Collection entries
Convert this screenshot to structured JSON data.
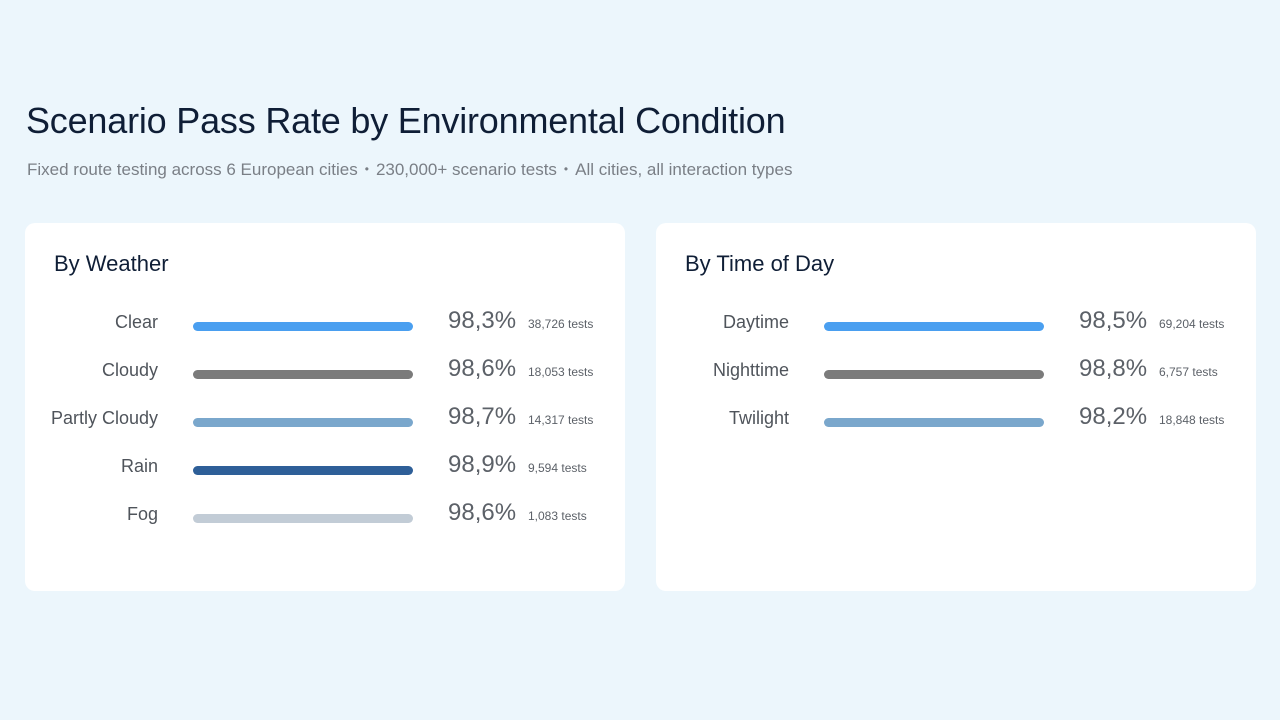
{
  "header": {
    "title": "Scenario Pass Rate by Environmental Condition",
    "subtitle_parts": [
      "Fixed route testing across 6 European cities",
      "230,000+ scenario tests",
      "All cities, all interaction types"
    ],
    "separator": "•"
  },
  "chart_data": [
    {
      "type": "bar",
      "title": "By Weather",
      "categories": [
        "Clear",
        "Cloudy",
        "Partly Cloudy",
        "Rain",
        "Fog"
      ],
      "values": [
        98.3,
        98.6,
        98.7,
        98.9,
        98.6
      ],
      "value_labels": [
        "98,3%",
        "98,6%",
        "98,7%",
        "98,9%",
        "98,6%"
      ],
      "test_labels": [
        "38,726 tests",
        "18,053 tests",
        "14,317 tests",
        "9,594 tests",
        "1,083 tests"
      ],
      "colors": [
        "#4a9ff0",
        "#7b7b7b",
        "#7aa7cc",
        "#2e5f98",
        "#c2ccd6"
      ]
    },
    {
      "type": "bar",
      "title": "By Time of Day",
      "categories": [
        "Daytime",
        "Nighttime",
        "Twilight"
      ],
      "values": [
        98.5,
        98.8,
        98.2
      ],
      "value_labels": [
        "98,5%",
        "98,8%",
        "98,2%"
      ],
      "test_labels": [
        "69,204 tests",
        "6,757 tests",
        "18,848 tests"
      ],
      "colors": [
        "#4a9ff0",
        "#7b7b7b",
        "#7aa7cc"
      ]
    }
  ]
}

Short problem
Extract every line of the data exactly; pictures stay out.

Solved problem
Convert this screenshot to structured JSON data.
{
  "header": {
    "title": "Scenario Pass Rate by Environmental Condition",
    "subtitle_parts": [
      "Fixed route testing across 6 European cities",
      "230,000+ scenario tests",
      "All cities, all interaction types"
    ],
    "separator": "•"
  },
  "chart_data": [
    {
      "type": "bar",
      "title": "By Weather",
      "categories": [
        "Clear",
        "Cloudy",
        "Partly Cloudy",
        "Rain",
        "Fog"
      ],
      "values": [
        98.3,
        98.6,
        98.7,
        98.9,
        98.6
      ],
      "value_labels": [
        "98,3%",
        "98,6%",
        "98,7%",
        "98,9%",
        "98,6%"
      ],
      "test_labels": [
        "38,726 tests",
        "18,053 tests",
        "14,317 tests",
        "9,594 tests",
        "1,083 tests"
      ],
      "colors": [
        "#4a9ff0",
        "#7b7b7b",
        "#7aa7cc",
        "#2e5f98",
        "#c2ccd6"
      ]
    },
    {
      "type": "bar",
      "title": "By Time of Day",
      "categories": [
        "Daytime",
        "Nighttime",
        "Twilight"
      ],
      "values": [
        98.5,
        98.8,
        98.2
      ],
      "value_labels": [
        "98,5%",
        "98,8%",
        "98,2%"
      ],
      "test_labels": [
        "69,204 tests",
        "6,757 tests",
        "18,848 tests"
      ],
      "colors": [
        "#4a9ff0",
        "#7b7b7b",
        "#7aa7cc"
      ]
    }
  ]
}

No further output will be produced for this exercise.